- Work request: Below are records; repeat them all exactly.

Segment Start: Data to use

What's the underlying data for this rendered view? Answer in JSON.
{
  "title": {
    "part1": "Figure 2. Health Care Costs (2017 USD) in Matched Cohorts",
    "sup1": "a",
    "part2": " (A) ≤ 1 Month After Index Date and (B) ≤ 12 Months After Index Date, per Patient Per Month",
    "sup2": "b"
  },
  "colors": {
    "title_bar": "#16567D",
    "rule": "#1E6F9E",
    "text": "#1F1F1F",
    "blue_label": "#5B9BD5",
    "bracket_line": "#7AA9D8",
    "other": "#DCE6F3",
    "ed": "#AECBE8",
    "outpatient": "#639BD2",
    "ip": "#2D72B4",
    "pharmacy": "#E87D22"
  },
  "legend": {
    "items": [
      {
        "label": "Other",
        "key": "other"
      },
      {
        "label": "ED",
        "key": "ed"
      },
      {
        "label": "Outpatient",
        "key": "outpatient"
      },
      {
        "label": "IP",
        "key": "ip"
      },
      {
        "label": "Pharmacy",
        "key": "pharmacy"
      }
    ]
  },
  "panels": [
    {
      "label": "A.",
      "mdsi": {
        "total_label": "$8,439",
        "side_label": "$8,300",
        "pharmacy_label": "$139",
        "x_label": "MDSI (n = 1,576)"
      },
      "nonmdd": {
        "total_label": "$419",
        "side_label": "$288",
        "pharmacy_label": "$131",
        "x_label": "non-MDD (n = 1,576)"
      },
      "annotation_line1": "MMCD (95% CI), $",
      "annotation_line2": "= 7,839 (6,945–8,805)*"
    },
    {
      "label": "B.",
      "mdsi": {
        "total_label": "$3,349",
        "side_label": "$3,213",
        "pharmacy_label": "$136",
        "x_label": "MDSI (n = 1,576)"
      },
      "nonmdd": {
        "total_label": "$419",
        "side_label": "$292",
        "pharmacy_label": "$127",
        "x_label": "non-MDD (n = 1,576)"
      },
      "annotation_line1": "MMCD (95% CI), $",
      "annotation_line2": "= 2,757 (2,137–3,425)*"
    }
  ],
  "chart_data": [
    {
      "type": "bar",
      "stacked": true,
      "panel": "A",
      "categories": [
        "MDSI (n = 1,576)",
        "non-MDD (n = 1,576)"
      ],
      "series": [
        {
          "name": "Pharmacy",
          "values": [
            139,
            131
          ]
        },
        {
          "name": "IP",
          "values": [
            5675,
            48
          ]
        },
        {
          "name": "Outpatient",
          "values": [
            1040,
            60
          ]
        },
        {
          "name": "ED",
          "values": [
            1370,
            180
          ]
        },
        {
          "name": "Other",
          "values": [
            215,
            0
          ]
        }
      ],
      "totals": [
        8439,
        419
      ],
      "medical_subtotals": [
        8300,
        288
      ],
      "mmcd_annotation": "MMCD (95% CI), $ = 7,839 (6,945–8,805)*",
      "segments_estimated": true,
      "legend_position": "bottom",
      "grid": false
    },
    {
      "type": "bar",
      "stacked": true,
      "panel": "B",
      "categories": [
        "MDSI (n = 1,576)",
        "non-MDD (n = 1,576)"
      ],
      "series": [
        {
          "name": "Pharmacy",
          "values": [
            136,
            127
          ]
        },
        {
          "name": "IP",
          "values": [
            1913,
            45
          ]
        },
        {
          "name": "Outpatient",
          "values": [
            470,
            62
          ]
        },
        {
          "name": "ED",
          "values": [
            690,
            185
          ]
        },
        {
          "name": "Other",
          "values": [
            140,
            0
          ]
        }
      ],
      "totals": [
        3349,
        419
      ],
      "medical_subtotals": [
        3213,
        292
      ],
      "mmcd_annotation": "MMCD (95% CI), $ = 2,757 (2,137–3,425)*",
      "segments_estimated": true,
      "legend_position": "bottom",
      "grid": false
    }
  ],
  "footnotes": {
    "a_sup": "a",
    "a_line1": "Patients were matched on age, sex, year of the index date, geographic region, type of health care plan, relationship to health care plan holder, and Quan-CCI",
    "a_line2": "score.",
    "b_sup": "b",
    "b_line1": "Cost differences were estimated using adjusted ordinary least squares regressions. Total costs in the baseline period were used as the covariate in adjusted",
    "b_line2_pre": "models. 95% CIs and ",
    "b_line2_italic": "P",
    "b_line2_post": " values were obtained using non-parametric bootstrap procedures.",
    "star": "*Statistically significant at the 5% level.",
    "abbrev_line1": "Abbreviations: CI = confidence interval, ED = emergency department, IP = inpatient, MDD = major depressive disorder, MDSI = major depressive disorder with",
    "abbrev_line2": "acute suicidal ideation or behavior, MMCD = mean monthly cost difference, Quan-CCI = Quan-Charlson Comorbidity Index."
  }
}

Segment End: Data to use

- Result for this task:
What's the underlying data for this rendered view? Answer in JSON.
{
  "title": {
    "part1": "Figure 2. Health Care Costs (2017 USD) in Matched Cohorts",
    "sup1": "a",
    "part2": " (A) ≤ 1 Month After Index Date and (B) ≤ 12 Months After Index Date, per Patient Per Month",
    "sup2": "b"
  },
  "colors": {
    "title_bar": "#16567D",
    "rule": "#1E6F9E",
    "text": "#1F1F1F",
    "blue_label": "#5B9BD5",
    "bracket_line": "#7AA9D8",
    "other": "#DCE6F3",
    "ed": "#AECBE8",
    "outpatient": "#639BD2",
    "ip": "#2D72B4",
    "pharmacy": "#E87D22"
  },
  "legend": {
    "items": [
      {
        "label": "Other",
        "key": "other"
      },
      {
        "label": "ED",
        "key": "ed"
      },
      {
        "label": "Outpatient",
        "key": "outpatient"
      },
      {
        "label": "IP",
        "key": "ip"
      },
      {
        "label": "Pharmacy",
        "key": "pharmacy"
      }
    ]
  },
  "panels": [
    {
      "label": "A.",
      "mdsi": {
        "total_label": "$8,439",
        "side_label": "$8,300",
        "pharmacy_label": "$139",
        "x_label": "MDSI (n = 1,576)"
      },
      "nonmdd": {
        "total_label": "$419",
        "side_label": "$288",
        "pharmacy_label": "$131",
        "x_label": "non-MDD (n = 1,576)"
      },
      "annotation_line1": "MMCD (95% CI), $",
      "annotation_line2": "= 7,839 (6,945–8,805)*"
    },
    {
      "label": "B.",
      "mdsi": {
        "total_label": "$3,349",
        "side_label": "$3,213",
        "pharmacy_label": "$136",
        "x_label": "MDSI (n = 1,576)"
      },
      "nonmdd": {
        "total_label": "$419",
        "side_label": "$292",
        "pharmacy_label": "$127",
        "x_label": "non-MDD (n = 1,576)"
      },
      "annotation_line1": "MMCD (95% CI), $",
      "annotation_line2": "= 2,757 (2,137–3,425)*"
    }
  ],
  "chart_data": [
    {
      "type": "bar",
      "stacked": true,
      "panel": "A",
      "categories": [
        "MDSI (n = 1,576)",
        "non-MDD (n = 1,576)"
      ],
      "series": [
        {
          "name": "Pharmacy",
          "values": [
            139,
            131
          ]
        },
        {
          "name": "IP",
          "values": [
            5675,
            48
          ]
        },
        {
          "name": "Outpatient",
          "values": [
            1040,
            60
          ]
        },
        {
          "name": "ED",
          "values": [
            1370,
            180
          ]
        },
        {
          "name": "Other",
          "values": [
            215,
            0
          ]
        }
      ],
      "totals": [
        8439,
        419
      ],
      "medical_subtotals": [
        8300,
        288
      ],
      "mmcd_annotation": "MMCD (95% CI), $ = 7,839 (6,945–8,805)*",
      "segments_estimated": true,
      "legend_position": "bottom",
      "grid": false
    },
    {
      "type": "bar",
      "stacked": true,
      "panel": "B",
      "categories": [
        "MDSI (n = 1,576)",
        "non-MDD (n = 1,576)"
      ],
      "series": [
        {
          "name": "Pharmacy",
          "values": [
            136,
            127
          ]
        },
        {
          "name": "IP",
          "values": [
            1913,
            45
          ]
        },
        {
          "name": "Outpatient",
          "values": [
            470,
            62
          ]
        },
        {
          "name": "ED",
          "values": [
            690,
            185
          ]
        },
        {
          "name": "Other",
          "values": [
            140,
            0
          ]
        }
      ],
      "totals": [
        3349,
        419
      ],
      "medical_subtotals": [
        3213,
        292
      ],
      "mmcd_annotation": "MMCD (95% CI), $ = 2,757 (2,137–3,425)*",
      "segments_estimated": true,
      "legend_position": "bottom",
      "grid": false
    }
  ],
  "footnotes": {
    "a_sup": "a",
    "a_line1": "Patients were matched on age, sex, year of the index date, geographic region, type of health care plan, relationship to health care plan holder, and Quan-CCI",
    "a_line2": "score.",
    "b_sup": "b",
    "b_line1": "Cost differences were estimated using adjusted ordinary least squares regressions. Total costs in the baseline period were used as the covariate in adjusted",
    "b_line2_pre": "models. 95% CIs and ",
    "b_line2_italic": "P",
    "b_line2_post": " values were obtained using non-parametric bootstrap procedures.",
    "star": "*Statistically significant at the 5% level.",
    "abbrev_line1": "Abbreviations: CI = confidence interval, ED = emergency department, IP = inpatient, MDD = major depressive disorder, MDSI = major depressive disorder with",
    "abbrev_line2": "acute suicidal ideation or behavior, MMCD = mean monthly cost difference, Quan-CCI = Quan-Charlson Comorbidity Index."
  }
}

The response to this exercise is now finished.